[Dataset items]
-*-

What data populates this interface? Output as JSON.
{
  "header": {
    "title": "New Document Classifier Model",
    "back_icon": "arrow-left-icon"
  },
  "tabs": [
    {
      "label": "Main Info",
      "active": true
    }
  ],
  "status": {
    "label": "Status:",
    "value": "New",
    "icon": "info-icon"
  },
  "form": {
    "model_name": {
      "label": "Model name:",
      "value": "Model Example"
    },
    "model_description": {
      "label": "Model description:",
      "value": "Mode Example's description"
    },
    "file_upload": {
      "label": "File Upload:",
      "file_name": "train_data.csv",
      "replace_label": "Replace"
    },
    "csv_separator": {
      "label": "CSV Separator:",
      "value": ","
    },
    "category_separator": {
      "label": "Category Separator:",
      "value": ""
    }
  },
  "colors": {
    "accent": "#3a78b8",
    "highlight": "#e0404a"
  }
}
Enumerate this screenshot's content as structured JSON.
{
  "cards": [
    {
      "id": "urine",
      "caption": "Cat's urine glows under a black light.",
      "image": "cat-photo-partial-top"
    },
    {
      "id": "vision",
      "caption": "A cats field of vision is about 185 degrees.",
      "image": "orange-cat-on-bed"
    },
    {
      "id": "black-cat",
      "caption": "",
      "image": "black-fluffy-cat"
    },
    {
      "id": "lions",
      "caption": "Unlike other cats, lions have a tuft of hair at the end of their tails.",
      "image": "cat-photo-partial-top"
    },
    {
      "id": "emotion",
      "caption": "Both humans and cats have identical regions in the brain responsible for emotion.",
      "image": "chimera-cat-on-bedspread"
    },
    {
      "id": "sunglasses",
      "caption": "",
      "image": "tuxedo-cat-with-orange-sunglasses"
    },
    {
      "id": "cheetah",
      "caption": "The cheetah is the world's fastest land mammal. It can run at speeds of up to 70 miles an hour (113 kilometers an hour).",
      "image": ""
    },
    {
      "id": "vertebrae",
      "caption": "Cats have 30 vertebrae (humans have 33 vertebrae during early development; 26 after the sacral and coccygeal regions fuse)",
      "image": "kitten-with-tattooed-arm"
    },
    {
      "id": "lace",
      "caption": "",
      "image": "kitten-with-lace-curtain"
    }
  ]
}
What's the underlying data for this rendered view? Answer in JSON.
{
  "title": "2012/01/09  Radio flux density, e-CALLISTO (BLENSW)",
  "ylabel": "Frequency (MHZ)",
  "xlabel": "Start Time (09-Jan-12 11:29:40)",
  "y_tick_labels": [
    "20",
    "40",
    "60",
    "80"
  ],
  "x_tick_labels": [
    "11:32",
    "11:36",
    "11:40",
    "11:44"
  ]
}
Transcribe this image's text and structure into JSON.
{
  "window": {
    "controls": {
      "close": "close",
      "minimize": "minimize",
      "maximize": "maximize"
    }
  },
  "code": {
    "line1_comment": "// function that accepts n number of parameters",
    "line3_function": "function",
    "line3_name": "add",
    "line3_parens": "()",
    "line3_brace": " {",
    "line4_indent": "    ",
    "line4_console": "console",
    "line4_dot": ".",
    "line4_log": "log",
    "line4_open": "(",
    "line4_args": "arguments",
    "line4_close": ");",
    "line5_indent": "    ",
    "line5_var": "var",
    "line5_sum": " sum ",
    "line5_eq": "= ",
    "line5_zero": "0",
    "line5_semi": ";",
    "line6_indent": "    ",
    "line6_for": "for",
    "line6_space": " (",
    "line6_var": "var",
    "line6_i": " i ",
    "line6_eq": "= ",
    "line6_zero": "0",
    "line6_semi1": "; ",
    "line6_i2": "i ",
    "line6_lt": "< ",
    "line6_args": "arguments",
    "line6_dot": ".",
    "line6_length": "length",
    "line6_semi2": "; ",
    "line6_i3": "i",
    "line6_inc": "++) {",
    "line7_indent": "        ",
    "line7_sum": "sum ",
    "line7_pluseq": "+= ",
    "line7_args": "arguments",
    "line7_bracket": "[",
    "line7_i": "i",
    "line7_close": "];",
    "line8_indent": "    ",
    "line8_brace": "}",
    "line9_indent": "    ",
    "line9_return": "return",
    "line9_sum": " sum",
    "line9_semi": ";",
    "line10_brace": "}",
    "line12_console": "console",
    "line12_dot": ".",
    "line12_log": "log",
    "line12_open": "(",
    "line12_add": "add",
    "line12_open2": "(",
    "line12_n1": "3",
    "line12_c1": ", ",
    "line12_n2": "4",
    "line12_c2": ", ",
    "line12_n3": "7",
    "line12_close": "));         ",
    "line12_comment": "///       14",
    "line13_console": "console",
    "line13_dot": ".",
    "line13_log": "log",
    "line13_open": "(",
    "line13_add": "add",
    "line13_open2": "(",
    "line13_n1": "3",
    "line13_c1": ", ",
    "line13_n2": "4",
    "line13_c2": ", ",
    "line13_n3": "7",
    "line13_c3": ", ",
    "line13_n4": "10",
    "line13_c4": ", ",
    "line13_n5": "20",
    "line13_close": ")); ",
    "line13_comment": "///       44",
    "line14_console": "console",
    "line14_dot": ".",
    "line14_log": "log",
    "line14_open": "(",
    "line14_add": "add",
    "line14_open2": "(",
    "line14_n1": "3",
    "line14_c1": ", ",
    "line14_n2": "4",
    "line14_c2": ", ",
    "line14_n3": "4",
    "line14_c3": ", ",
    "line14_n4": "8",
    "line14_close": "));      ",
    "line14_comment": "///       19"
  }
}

-*-

■ Objective ■
Extract all of the material exactly as it is written.

■ Result of the exercise ■
What data populates this interface? Output as JSON.
{
  "header": {
    "title": "New Document Classifier Model",
    "back_icon": "arrow-left-icon"
  },
  "tabs": [
    {
      "label": "Main Info",
      "active": true
    }
  ],
  "status": {
    "label": "Status:",
    "value": "New",
    "icon": "info-icon"
  },
  "form": {
    "model_name": {
      "label": "Model name:",
      "value": "Model Example"
    },
    "model_description": {
      "label": "Model description:",
      "value": "Mode Example's description"
    },
    "file_upload": {
      "label": "File Upload:",
      "file_name": "train_data.csv",
      "replace_label": "Replace"
    },
    "csv_separator": {
      "label": "CSV Separator:",
      "value": ","
    },
    "category_separator": {
      "label": "Category Separator:",
      "value": ""
    }
  },
  "colors": {
    "accent": "#3a78b8",
    "highlight": "#e0404a"
  }
}
Enumerate this screenshot's content as structured JSON.
{
  "cards": [
    {
      "id": "urine",
      "caption": "Cat's urine glows under a black light.",
      "image": "cat-photo-partial-top"
    },
    {
      "id": "vision",
      "caption": "A cats field of vision is about 185 degrees.",
      "image": "orange-cat-on-bed"
    },
    {
      "id": "black-cat",
      "caption": "",
      "image": "black-fluffy-cat"
    },
    {
      "id": "lions",
      "caption": "Unlike other cats, lions have a tuft of hair at the end of their tails.",
      "image": "cat-photo-partial-top"
    },
    {
      "id": "emotion",
      "caption": "Both humans and cats have identical regions in the brain responsible for emotion.",
      "image": "chimera-cat-on-bedspread"
    },
    {
      "id": "sunglasses",
      "caption": "",
      "image": "tuxedo-cat-with-orange-sunglasses"
    },
    {
      "id": "cheetah",
      "caption": "The cheetah is the world's fastest land mammal. It can run at speeds of up to 70 miles an hour (113 kilometers an hour).",
      "image": ""
    },
    {
      "id": "vertebrae",
      "caption": "Cats have 30 vertebrae (humans have 33 vertebrae during early development; 26 after the sacral and coccygeal regions fuse)",
      "image": "kitten-with-tattooed-arm"
    },
    {
      "id": "lace",
      "caption": "",
      "image": "kitten-with-lace-curtain"
    }
  ]
}
What's the underlying data for this rendered view? Answer in JSON.
{
  "title": "2012/01/09  Radio flux density, e-CALLISTO (BLENSW)",
  "ylabel": "Frequency (MHZ)",
  "xlabel": "Start Time (09-Jan-12 11:29:40)",
  "y_tick_labels": [
    "20",
    "40",
    "60",
    "80"
  ],
  "x_tick_labels": [
    "11:32",
    "11:36",
    "11:40",
    "11:44"
  ]
}
Transcribe this image's text and structure into JSON.
{
  "window": {
    "controls": {
      "close": "close",
      "minimize": "minimize",
      "maximize": "maximize"
    }
  },
  "code": {
    "line1_comment": "// function that accepts n number of parameters",
    "line3_function": "function",
    "line3_name": "add",
    "line3_parens": "()",
    "line3_brace": " {",
    "line4_indent": "    ",
    "line4_console": "console",
    "line4_dot": ".",
    "line4_log": "log",
    "line4_open": "(",
    "line4_args": "arguments",
    "line4_close": ");",
    "line5_indent": "    ",
    "line5_var": "var",
    "line5_sum": " sum ",
    "line5_eq": "= ",
    "line5_zero": "0",
    "line5_semi": ";",
    "line6_indent": "    ",
    "line6_for": "for",
    "line6_space": " (",
    "line6_var": "var",
    "line6_i": " i ",
    "line6_eq": "= ",
    "line6_zero": "0",
    "line6_semi1": "; ",
    "line6_i2": "i ",
    "line6_lt": "< ",
    "line6_args": "arguments",
    "line6_dot": ".",
    "line6_length": "length",
    "line6_semi2": "; ",
    "line6_i3": "i",
    "line6_inc": "++) {",
    "line7_indent": "        ",
    "line7_sum": "sum ",
    "line7_pluseq": "+= ",
    "line7_args": "arguments",
    "line7_bracket": "[",
    "line7_i": "i",
    "line7_close": "];",
    "line8_indent": "    ",
    "line8_brace": "}",
    "line9_indent": "    ",
    "line9_return": "return",
    "line9_sum": " sum",
    "line9_semi": ";",
    "line10_brace": "}",
    "line12_console": "console",
    "line12_dot": ".",
    "line12_log": "log",
    "line12_open": "(",
    "line12_add": "add",
    "line12_open2": "(",
    "line12_n1": "3",
    "line12_c1": ", ",
    "line12_n2": "4",
    "line12_c2": ", ",
    "line12_n3": "7",
    "line12_close": "));         ",
    "line12_comment": "///       14",
    "line13_console": "console",
    "line13_dot": ".",
    "line13_log": "log",
    "line13_open": "(",
    "line13_add": "add",
    "line13_open2": "(",
    "line13_n1": "3",
    "line13_c1": ", ",
    "line13_n2": "4",
    "line13_c2": ", ",
    "line13_n3": "7",
    "line13_c3": ", ",
    "line13_n4": "10",
    "line13_c4": ", ",
    "line13_n5": "20",
    "line13_close": ")); ",
    "line13_comment": "///       44",
    "line14_console": "console",
    "line14_dot": ".",
    "line14_log": "log",
    "line14_open": "(",
    "line14_add": "add",
    "line14_open2": "(",
    "line14_n1": "3",
    "line14_c1": ", ",
    "line14_n2": "4",
    "line14_c2": ", ",
    "line14_n3": "4",
    "line14_c3": ", ",
    "line14_n4": "8",
    "line14_close": "));      ",
    "line14_comment": "///       19"
  }
}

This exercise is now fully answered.